*EXERCISE PROMPT*
In the records below, count every line containing "title". Reply with the number only.

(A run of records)
Begin

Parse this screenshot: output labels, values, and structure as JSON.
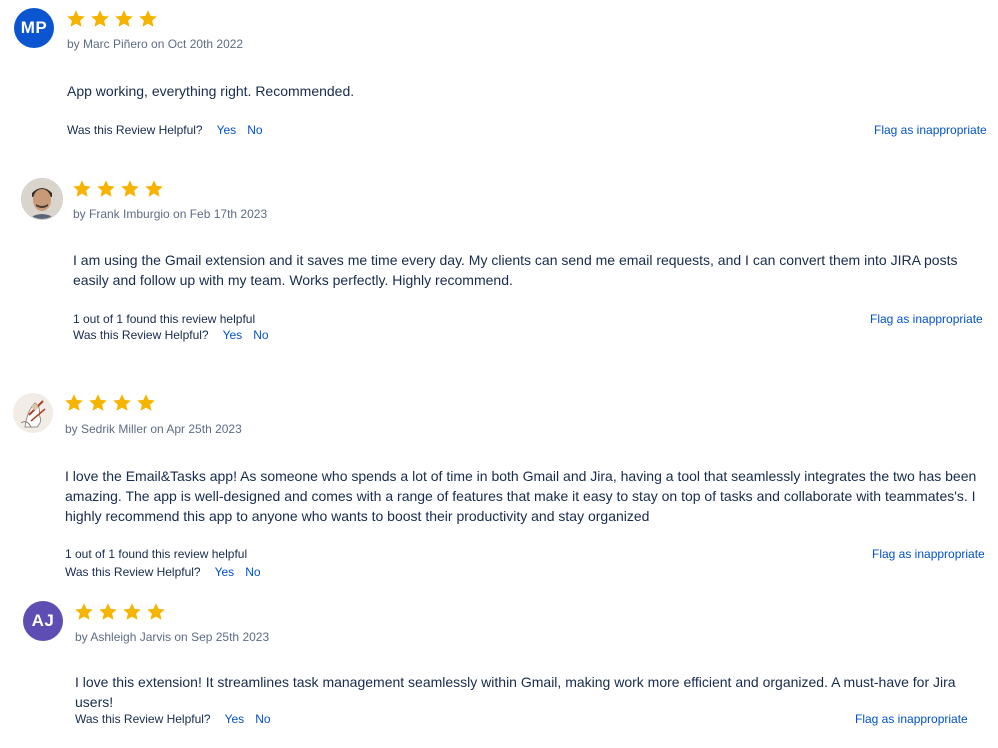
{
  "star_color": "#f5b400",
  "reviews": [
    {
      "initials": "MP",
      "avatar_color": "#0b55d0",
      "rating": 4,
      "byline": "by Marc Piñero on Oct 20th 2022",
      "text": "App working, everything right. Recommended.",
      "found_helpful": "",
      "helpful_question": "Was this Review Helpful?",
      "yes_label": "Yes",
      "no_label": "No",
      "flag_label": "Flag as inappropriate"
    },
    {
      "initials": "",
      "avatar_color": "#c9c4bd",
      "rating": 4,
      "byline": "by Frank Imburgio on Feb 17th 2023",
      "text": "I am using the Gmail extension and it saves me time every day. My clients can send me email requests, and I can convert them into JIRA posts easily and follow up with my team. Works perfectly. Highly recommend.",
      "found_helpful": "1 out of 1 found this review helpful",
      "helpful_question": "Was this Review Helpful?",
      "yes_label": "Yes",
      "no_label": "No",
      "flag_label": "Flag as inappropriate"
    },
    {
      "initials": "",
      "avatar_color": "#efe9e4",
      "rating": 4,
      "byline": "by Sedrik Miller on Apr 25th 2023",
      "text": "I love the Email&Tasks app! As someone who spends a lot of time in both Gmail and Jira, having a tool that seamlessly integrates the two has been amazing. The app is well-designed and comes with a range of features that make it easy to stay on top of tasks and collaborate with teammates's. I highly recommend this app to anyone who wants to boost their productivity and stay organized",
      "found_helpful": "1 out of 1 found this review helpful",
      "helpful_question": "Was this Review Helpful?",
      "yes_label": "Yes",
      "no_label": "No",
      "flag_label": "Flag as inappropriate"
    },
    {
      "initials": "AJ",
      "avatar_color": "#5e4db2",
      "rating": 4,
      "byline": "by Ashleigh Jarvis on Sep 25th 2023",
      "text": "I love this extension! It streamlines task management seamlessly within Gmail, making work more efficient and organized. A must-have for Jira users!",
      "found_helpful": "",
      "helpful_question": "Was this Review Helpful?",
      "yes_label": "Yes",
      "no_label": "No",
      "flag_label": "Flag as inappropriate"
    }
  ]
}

End
Begin

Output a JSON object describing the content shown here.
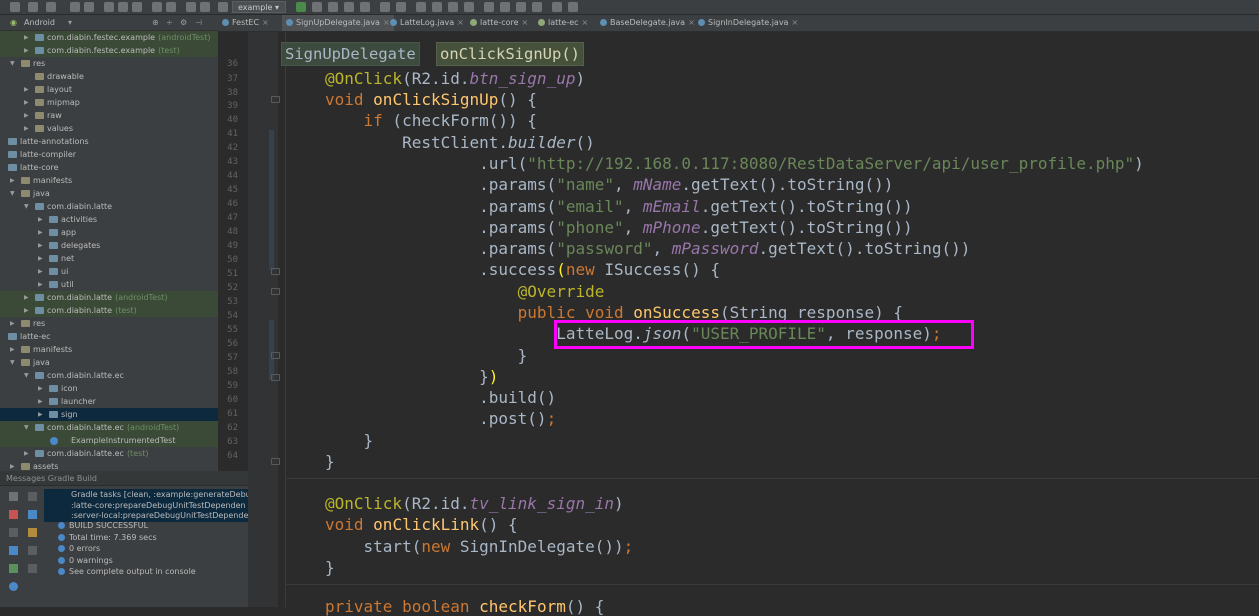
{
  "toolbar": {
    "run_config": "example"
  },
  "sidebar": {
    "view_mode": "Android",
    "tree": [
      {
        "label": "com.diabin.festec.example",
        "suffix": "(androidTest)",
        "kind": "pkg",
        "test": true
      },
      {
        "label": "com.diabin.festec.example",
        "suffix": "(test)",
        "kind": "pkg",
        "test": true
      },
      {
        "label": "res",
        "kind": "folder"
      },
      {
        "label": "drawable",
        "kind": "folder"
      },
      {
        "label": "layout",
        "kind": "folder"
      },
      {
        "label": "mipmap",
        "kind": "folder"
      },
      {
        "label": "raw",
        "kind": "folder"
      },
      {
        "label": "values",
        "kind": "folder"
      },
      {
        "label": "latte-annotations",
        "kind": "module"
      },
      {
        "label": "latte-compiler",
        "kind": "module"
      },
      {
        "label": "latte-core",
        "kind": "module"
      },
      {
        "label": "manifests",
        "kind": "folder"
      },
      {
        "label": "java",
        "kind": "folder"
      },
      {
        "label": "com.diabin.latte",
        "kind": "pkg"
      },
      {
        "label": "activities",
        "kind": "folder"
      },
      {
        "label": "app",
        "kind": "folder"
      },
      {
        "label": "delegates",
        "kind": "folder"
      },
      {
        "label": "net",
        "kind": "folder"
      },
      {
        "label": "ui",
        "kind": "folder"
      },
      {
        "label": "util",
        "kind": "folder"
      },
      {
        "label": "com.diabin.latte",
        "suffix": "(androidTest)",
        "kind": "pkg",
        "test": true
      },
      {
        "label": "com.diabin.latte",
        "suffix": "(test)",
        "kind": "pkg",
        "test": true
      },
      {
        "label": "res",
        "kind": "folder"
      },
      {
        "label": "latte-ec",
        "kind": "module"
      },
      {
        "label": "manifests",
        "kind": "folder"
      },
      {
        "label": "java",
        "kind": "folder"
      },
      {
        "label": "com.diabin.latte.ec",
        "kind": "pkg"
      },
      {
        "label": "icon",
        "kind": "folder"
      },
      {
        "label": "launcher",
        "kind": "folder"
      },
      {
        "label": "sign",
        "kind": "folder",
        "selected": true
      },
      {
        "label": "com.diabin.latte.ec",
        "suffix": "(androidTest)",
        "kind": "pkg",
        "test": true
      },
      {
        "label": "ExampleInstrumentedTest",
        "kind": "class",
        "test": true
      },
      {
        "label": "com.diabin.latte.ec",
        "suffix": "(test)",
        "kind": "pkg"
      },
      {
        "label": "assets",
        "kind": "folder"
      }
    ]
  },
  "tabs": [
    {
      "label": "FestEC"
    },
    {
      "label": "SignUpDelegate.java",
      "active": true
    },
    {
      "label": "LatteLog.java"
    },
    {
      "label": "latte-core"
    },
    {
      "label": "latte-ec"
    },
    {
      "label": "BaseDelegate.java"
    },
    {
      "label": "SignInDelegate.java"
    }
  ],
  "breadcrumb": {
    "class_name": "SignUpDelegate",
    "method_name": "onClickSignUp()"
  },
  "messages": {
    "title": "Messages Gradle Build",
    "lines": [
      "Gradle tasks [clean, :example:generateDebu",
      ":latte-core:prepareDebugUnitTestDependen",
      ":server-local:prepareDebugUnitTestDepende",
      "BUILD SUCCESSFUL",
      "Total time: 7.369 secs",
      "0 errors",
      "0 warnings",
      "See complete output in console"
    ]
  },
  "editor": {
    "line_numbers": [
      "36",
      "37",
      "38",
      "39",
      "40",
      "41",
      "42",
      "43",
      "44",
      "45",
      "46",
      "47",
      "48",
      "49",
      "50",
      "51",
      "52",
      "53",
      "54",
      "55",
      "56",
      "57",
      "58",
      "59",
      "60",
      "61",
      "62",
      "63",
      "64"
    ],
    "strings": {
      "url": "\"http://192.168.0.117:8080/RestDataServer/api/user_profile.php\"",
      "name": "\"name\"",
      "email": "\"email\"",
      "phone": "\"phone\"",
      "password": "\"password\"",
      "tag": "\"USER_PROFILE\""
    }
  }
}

End
Begin

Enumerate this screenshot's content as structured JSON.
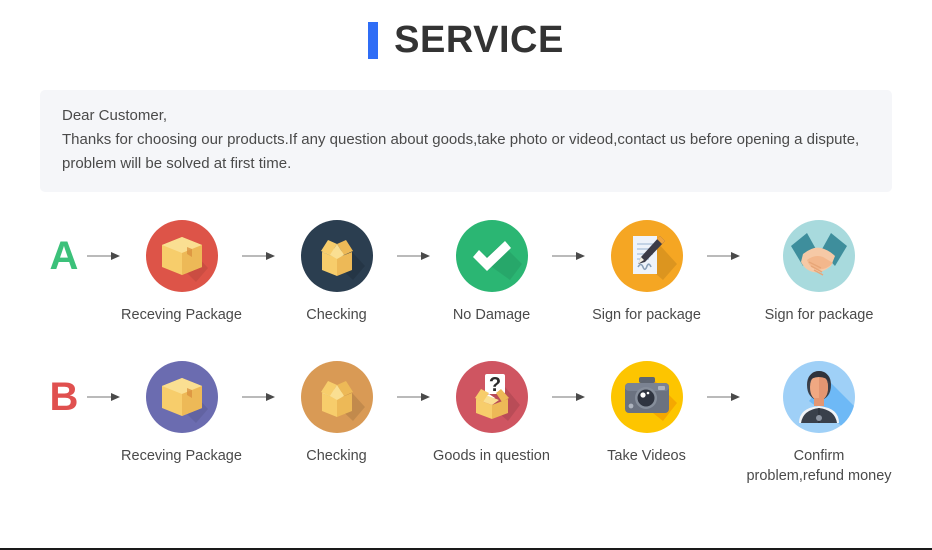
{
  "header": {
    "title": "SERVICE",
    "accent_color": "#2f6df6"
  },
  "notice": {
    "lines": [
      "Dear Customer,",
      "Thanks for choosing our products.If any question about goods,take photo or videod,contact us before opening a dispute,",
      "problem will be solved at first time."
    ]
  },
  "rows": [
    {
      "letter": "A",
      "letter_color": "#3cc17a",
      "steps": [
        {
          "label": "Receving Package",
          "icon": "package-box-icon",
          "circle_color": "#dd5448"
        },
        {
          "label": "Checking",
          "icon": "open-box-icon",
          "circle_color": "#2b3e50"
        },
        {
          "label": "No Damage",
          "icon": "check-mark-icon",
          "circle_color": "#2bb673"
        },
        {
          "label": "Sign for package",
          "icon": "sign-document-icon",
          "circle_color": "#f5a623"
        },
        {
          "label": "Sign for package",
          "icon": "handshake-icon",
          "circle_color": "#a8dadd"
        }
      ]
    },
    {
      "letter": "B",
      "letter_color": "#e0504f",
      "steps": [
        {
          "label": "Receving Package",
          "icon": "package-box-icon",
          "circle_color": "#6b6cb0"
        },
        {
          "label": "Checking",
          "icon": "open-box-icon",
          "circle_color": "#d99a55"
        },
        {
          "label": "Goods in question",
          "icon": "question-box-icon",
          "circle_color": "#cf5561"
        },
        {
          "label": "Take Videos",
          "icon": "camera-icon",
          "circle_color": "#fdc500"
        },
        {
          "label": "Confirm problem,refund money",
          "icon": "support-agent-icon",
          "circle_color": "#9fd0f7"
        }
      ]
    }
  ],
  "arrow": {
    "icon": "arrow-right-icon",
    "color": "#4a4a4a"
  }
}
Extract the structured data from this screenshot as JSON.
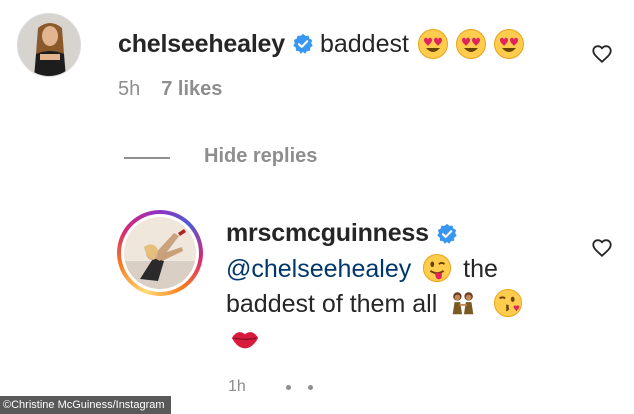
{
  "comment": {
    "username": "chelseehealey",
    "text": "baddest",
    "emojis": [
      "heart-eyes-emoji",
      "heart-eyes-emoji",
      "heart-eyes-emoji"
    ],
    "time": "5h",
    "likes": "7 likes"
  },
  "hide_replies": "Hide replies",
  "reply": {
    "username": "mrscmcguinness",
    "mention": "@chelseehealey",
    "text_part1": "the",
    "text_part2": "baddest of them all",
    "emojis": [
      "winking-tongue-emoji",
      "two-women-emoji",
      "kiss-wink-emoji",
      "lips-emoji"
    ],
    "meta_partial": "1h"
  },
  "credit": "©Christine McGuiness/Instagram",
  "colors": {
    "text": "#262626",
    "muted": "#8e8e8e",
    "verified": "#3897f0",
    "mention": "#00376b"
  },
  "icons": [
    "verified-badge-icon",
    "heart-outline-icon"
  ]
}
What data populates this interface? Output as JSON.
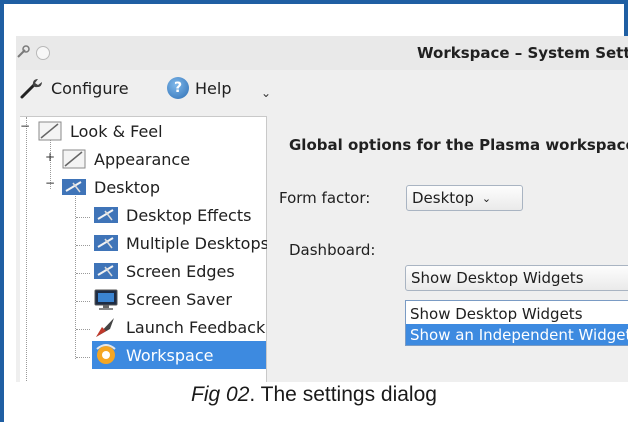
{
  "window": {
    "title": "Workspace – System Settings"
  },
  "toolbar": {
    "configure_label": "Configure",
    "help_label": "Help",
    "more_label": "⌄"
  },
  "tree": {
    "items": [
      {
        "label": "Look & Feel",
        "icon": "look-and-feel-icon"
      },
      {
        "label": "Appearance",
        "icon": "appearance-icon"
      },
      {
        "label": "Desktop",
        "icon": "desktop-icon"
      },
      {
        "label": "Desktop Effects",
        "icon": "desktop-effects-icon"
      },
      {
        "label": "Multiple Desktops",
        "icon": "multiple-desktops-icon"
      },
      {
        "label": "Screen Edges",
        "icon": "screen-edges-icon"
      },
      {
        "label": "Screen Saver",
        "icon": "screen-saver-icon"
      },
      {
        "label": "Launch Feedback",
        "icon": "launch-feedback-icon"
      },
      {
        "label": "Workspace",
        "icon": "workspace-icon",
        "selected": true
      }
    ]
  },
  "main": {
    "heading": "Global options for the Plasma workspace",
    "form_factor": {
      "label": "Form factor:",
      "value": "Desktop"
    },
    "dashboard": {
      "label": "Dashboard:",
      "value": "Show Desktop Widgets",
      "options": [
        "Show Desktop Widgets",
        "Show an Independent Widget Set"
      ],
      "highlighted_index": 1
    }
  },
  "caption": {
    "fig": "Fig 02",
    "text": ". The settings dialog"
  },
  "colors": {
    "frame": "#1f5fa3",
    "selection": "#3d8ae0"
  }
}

End

*TASK OUTPUT*
3